● Set task
Write out every line below that includes the word "från".

--- start Data provided ---

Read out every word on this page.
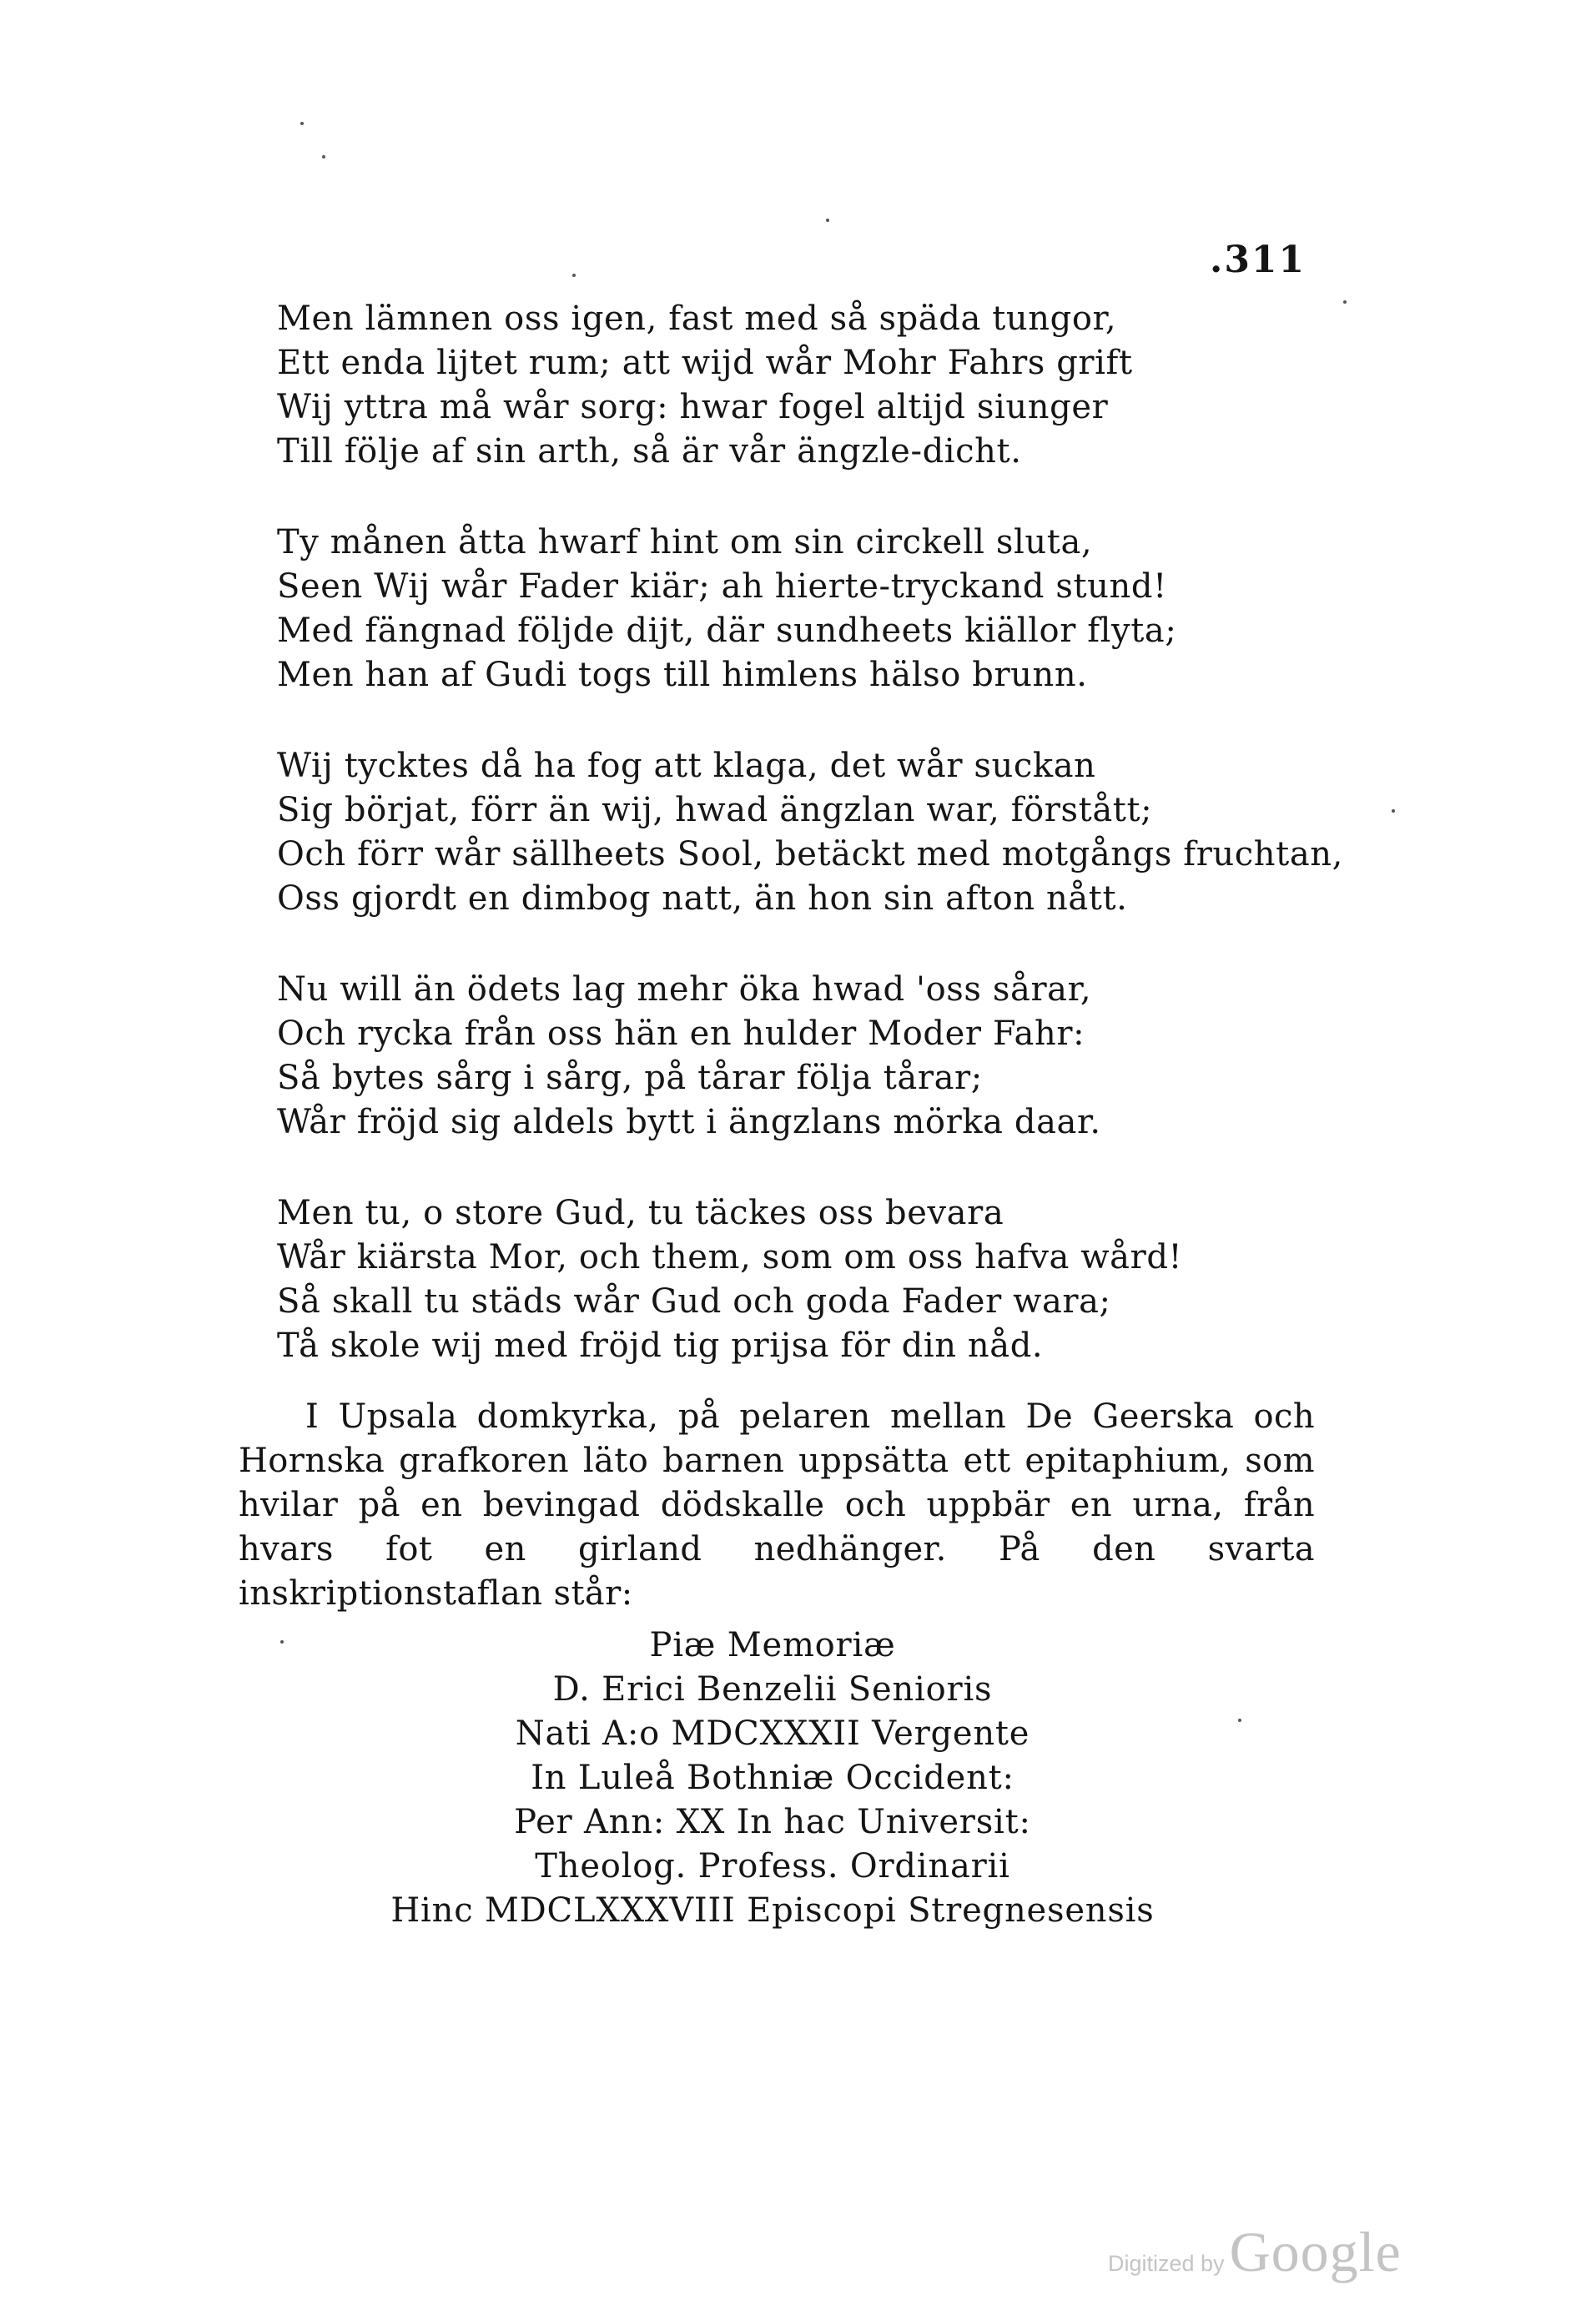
.311
Men lämnen oss igen, fast med så späda tungor,
Ett enda lijtet rum; att wijd wår Mohr Fahrs grift
Wij yttra må wår sorg: hwar fogel altijd siunger
Till följe af sin arth, så är vår ängzle-dicht.
Ty månen åtta hwarf hint om sin circkell sluta,
Seen Wij wår Fader kiär; ah hierte-tryckand stund!
Med fängnad följde dijt, där sundheets kiällor flyta;
Men han af Gudi togs till himlens hälso brunn.
Wij tycktes då ha fog att klaga, det wår suckan
Sig börjat, förr än wij, hwad ängzlan war, förstått;
Och förr wår sällheets Sool, betäckt med motgångs fruchtan,
Oss gjordt en dimbog natt, än hon sin afton nått.
Nu will än ödets lag mehr öka hwad 'oss sårar,
Och rycka från oss hän en hulder Moder Fahr:
Så bytes sårg i sårg, på tårar följa tårar;
Wår fröjd sig aldels bytt i ängzlans mörka daar.
Men tu, o store Gud, tu täckes oss bevara
Wår kiärsta Mor, och them, som om oss hafva wård!
Så skall tu städs wår Gud och goda Fader wara;
Tå skole wij med fröjd tig prijsa för din nåd.

I Upsala domkyrka, på pelaren mellan De Geerska och Hornska grafkoren läto barnen uppsätta ett epitaphium, som hvilar på en bevingad dödskalle och uppbär en urna, från hvars fot en girland nedhänger. På den svarta inskriptionstaflan står:

Piæ Memoriæ
D. Erici Benzelii Senioris
Nati A:o MDCXXXII Vergente
In Luleå Bothniæ Occident:
Per Ann: XX In hac Universit:
Theolog. Profess. Ordinarii
Hinc MDCLXXXVIII Episcopi Stregnesensis
Digitized by Google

--- end Data provided ---

● Result of the exercise
Och rycka från oss hän en hulder Moder Fahr:
I Upsala domkyrka, på pelaren mellan De Geerska och Hornska grafkoren läto barnen uppsätta ett epitaphium, som hvilar på en bevingad dödskalle och uppbär en urna, från hvars fot en girland nedhänger. På den svarta inskriptionstaflan står:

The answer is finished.